> Job:
Word for word, retype every entry in the listing.

Recorded data:

________

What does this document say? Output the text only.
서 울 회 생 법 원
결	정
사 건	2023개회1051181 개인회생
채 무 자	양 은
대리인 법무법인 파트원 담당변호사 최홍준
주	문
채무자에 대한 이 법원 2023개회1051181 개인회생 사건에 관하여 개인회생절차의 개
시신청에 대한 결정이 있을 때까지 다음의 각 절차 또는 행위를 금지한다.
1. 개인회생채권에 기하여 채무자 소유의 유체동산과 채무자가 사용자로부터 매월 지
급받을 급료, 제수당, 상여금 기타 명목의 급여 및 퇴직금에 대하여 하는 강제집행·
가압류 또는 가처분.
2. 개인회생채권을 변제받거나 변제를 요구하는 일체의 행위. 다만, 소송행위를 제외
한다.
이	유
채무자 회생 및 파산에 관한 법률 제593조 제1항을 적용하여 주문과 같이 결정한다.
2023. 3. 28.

________

> Exercise result:
What does this document say? Output the text only.
서 울 회 생 법 원
결	정
사 건	2023개회1051181 개인회생
채 무 자	양 은
대리인 법무법인 파트원 담당변호사 최홍준
주	문
채무자에 대한 이 법원 2023개회1051181 개인회생 사건에 관하여 개인회생절차의 개
시신청에 대한 결정이 있을 때까지 다음의 각 절차 또는 행위를 금지한다.
1. 개인회생채권에 기하여 채무자 소유의 유체동산과 채무자가 사용자로부터 매월 지
급받을 급료, 제수당, 상여금 기타 명목의 급여 및 퇴직금에 대하여 하는 강제집행·
가압류 또는 가처분.
2. 개인회생채권을 변제받거나 변제를 요구하는 일체의 행위. 다만, 소송행위를 제외
한다.
이	유
채무자 회생 및 파산에 관한 법률 제593조 제1항을 적용하여 주문과 같이 결정한다.
2023. 3. 28.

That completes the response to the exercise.